Write out the entries below once more, exactly.
————————
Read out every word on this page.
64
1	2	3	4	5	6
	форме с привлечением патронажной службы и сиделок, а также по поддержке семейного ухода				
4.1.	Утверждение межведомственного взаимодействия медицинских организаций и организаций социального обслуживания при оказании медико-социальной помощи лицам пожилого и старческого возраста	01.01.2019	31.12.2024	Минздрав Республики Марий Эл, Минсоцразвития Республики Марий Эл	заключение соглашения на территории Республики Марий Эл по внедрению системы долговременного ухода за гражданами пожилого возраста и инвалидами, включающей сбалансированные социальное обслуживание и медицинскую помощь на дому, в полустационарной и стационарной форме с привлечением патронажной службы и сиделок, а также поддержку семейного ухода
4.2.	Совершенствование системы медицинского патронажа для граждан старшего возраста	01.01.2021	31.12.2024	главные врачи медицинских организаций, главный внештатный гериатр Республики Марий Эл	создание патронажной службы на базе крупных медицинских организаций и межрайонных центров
————————
> **Exercise solution**:
Read out every word on this page.
64
1	2	3	4	5	6
	форме с привлечением патронажной службы и сиделок, а также по поддержке семейного ухода				
4.1.	Утверждение межведомственного взаимодействия медицинских организаций и организаций социального обслуживания при оказании медико-социальной помощи лицам пожилого и старческого возраста	01.01.2019	31.12.2024	Минздрав Республики Марий Эл, Минсоцразвития Республики Марий Эл	заключение соглашения на территории Республики Марий Эл по внедрению системы долговременного ухода за гражданами пожилого возраста и инвалидами, включающей сбалансированные социальное обслуживание и медицинскую помощь на дому, в полустационарной и стационарной форме с привлечением патронажной службы и сиделок, а также поддержку семейного ухода
4.2.	Совершенствование системы медицинского патронажа для граждан старшего возраста	01.01.2021	31.12.2024	главные врачи медицинских организаций, главный внештатный гериатр Республики Марий Эл	создание патронажной службы на базе крупных медицинских организаций и межрайонных центров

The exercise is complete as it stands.